• What you need to do
Transcribe every record in full, keeping it exactly the same.

Collected data entries
==========

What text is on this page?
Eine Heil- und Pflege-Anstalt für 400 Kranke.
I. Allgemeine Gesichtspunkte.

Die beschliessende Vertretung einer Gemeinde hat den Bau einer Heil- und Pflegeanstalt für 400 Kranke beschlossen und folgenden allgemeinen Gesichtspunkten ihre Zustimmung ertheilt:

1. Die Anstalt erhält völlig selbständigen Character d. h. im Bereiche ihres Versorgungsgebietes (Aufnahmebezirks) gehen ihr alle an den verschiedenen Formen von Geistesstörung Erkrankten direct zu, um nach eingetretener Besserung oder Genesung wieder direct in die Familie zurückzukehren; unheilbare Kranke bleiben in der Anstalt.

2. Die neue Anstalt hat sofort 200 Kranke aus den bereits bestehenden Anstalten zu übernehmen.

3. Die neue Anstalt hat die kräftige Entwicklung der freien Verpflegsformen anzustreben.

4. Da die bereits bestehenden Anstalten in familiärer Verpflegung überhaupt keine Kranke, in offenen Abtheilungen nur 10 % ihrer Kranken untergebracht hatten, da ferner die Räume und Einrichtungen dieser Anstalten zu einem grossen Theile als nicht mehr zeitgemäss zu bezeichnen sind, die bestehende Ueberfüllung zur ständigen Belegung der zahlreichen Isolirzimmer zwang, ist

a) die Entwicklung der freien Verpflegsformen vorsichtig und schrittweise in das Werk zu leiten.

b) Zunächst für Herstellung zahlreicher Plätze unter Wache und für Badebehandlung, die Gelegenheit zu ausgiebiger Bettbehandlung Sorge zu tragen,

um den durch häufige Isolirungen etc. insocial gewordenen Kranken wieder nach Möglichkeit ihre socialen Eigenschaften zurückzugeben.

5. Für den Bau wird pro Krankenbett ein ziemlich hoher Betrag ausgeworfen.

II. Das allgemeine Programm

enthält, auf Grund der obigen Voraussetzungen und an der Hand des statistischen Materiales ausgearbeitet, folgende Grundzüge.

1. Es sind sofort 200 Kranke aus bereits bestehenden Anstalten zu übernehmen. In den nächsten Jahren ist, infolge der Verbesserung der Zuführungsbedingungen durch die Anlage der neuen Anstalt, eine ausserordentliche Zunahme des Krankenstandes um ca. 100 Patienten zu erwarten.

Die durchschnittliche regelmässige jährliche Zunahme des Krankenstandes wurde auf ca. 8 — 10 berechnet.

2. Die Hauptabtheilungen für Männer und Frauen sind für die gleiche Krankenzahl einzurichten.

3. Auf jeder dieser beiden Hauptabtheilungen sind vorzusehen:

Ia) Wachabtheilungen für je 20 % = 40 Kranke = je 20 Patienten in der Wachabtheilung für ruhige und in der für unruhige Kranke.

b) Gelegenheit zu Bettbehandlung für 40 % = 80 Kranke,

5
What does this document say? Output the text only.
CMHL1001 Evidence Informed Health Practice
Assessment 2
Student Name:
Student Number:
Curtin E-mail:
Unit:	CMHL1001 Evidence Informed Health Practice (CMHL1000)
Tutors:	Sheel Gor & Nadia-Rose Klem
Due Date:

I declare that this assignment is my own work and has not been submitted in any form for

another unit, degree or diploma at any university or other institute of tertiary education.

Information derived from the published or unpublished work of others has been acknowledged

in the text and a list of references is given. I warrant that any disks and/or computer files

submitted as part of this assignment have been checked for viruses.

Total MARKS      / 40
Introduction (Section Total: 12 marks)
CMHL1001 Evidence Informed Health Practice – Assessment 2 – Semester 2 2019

==========

• Response to this exercise
What text is on this page?
Eine Heil- und Pflege-Anstalt für 400 Kranke.
I. Allgemeine Gesichtspunkte.

Die beschliessende Vertretung einer Gemeinde hat den Bau einer Heil- und Pflegeanstalt für 400 Kranke beschlossen und folgenden allgemeinen Gesichtspunkten ihre Zustimmung ertheilt:

1. Die Anstalt erhält völlig selbständigen Character d. h. im Bereiche ihres Versorgungsgebietes (Aufnahmebezirks) gehen ihr alle an den verschiedenen Formen von Geistesstörung Erkrankten direct zu, um nach eingetretener Besserung oder Genesung wieder direct in die Familie zurückzukehren; unheilbare Kranke bleiben in der Anstalt.

2. Die neue Anstalt hat sofort 200 Kranke aus den bereits bestehenden Anstalten zu übernehmen.

3. Die neue Anstalt hat die kräftige Entwicklung der freien Verpflegsformen anzustreben.

4. Da die bereits bestehenden Anstalten in familiärer Verpflegung überhaupt keine Kranke, in offenen Abtheilungen nur 10 % ihrer Kranken untergebracht hatten, da ferner die Räume und Einrichtungen dieser Anstalten zu einem grossen Theile als nicht mehr zeitgemäss zu bezeichnen sind, die bestehende Ueberfüllung zur ständigen Belegung der zahlreichen Isolirzimmer zwang, ist

a) die Entwicklung der freien Verpflegsformen vorsichtig und schrittweise in das Werk zu leiten.

b) Zunächst für Herstellung zahlreicher Plätze unter Wache und für Badebehandlung, die Gelegenheit zu ausgiebiger Bettbehandlung Sorge zu tragen,

um den durch häufige Isolirungen etc. insocial gewordenen Kranken wieder nach Möglichkeit ihre socialen Eigenschaften zurückzugeben.

5. Für den Bau wird pro Krankenbett ein ziemlich hoher Betrag ausgeworfen.

II. Das allgemeine Programm

enthält, auf Grund der obigen Voraussetzungen und an der Hand des statistischen Materiales ausgearbeitet, folgende Grundzüge.

1. Es sind sofort 200 Kranke aus bereits bestehenden Anstalten zu übernehmen. In den nächsten Jahren ist, infolge der Verbesserung der Zuführungsbedingungen durch die Anlage der neuen Anstalt, eine ausserordentliche Zunahme des Krankenstandes um ca. 100 Patienten zu erwarten.

Die durchschnittliche regelmässige jährliche Zunahme des Krankenstandes wurde auf ca. 8 — 10 berechnet.

2. Die Hauptabtheilungen für Männer und Frauen sind für die gleiche Krankenzahl einzurichten.

3. Auf jeder dieser beiden Hauptabtheilungen sind vorzusehen:

Ia) Wachabtheilungen für je 20 % = 40 Kranke = je 20 Patienten in der Wachabtheilung für ruhige und in der für unruhige Kranke.

b) Gelegenheit zu Bettbehandlung für 40 % = 80 Kranke,

5
What does this document say? Output the text only.
CMHL1001 Evidence Informed Health Practice
Assessment 2
Student Name:
Student Number:
Curtin E-mail:
Unit:	CMHL1001 Evidence Informed Health Practice (CMHL1000)
Tutors:	Sheel Gor & Nadia-Rose Klem
Due Date:

I declare that this assignment is my own work and has not been submitted in any form for

another unit, degree or diploma at any university or other institute of tertiary education.

Information derived from the published or unpublished work of others has been acknowledged

in the text and a list of references is given. I warrant that any disks and/or computer files

submitted as part of this assignment have been checked for viruses.

Total MARKS      / 40
Introduction (Section Total: 12 marks)
CMHL1001 Evidence Informed Health Practice – Assessment 2 – Semester 2 2019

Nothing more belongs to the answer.